[Data supplied]:
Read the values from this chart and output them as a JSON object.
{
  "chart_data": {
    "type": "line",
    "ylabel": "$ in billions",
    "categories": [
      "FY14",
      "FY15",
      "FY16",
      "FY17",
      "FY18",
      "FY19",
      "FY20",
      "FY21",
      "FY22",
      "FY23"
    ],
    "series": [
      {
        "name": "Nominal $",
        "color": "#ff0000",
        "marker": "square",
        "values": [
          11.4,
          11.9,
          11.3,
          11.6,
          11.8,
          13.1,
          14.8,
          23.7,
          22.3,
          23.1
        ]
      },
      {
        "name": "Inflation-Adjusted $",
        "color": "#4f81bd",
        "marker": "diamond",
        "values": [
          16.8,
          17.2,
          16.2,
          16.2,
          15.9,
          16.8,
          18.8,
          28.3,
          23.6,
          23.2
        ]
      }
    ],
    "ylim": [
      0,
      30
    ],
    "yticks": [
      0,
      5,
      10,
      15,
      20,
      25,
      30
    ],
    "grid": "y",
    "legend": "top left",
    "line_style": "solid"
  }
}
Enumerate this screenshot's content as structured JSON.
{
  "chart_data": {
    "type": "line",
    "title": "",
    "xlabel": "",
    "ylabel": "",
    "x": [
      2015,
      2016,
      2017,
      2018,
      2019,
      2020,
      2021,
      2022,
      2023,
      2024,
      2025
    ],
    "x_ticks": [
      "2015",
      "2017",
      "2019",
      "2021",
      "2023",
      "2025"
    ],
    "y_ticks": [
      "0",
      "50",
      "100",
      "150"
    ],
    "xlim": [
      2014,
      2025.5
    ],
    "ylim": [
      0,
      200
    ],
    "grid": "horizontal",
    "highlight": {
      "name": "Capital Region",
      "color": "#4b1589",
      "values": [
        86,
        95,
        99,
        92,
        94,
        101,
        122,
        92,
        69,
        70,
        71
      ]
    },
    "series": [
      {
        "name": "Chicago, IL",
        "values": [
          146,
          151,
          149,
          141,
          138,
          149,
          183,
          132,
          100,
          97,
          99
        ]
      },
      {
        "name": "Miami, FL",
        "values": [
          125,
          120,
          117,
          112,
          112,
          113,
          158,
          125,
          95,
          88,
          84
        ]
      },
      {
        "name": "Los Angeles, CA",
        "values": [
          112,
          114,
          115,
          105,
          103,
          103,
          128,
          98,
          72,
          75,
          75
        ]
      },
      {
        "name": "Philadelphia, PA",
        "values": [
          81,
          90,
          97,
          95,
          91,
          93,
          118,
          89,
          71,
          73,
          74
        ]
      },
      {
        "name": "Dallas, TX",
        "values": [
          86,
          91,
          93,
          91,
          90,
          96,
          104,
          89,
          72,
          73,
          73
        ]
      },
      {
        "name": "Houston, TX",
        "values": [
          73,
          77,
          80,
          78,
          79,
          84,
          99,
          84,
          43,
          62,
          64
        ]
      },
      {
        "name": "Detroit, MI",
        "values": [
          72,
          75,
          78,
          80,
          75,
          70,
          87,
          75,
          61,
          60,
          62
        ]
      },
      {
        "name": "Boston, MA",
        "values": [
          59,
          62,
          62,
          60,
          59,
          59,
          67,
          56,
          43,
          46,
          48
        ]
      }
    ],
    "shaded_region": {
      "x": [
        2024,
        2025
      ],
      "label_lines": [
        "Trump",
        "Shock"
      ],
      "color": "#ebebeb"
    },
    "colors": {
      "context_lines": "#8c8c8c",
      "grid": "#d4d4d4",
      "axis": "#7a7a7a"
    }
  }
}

[Aim of the task]: Identify the lines that contain the string "this", and copy every one of them.

[Full solution]:
Read the values from this chart and output them as a JSON object.
Enumerate this screenshot's content as structured JSON.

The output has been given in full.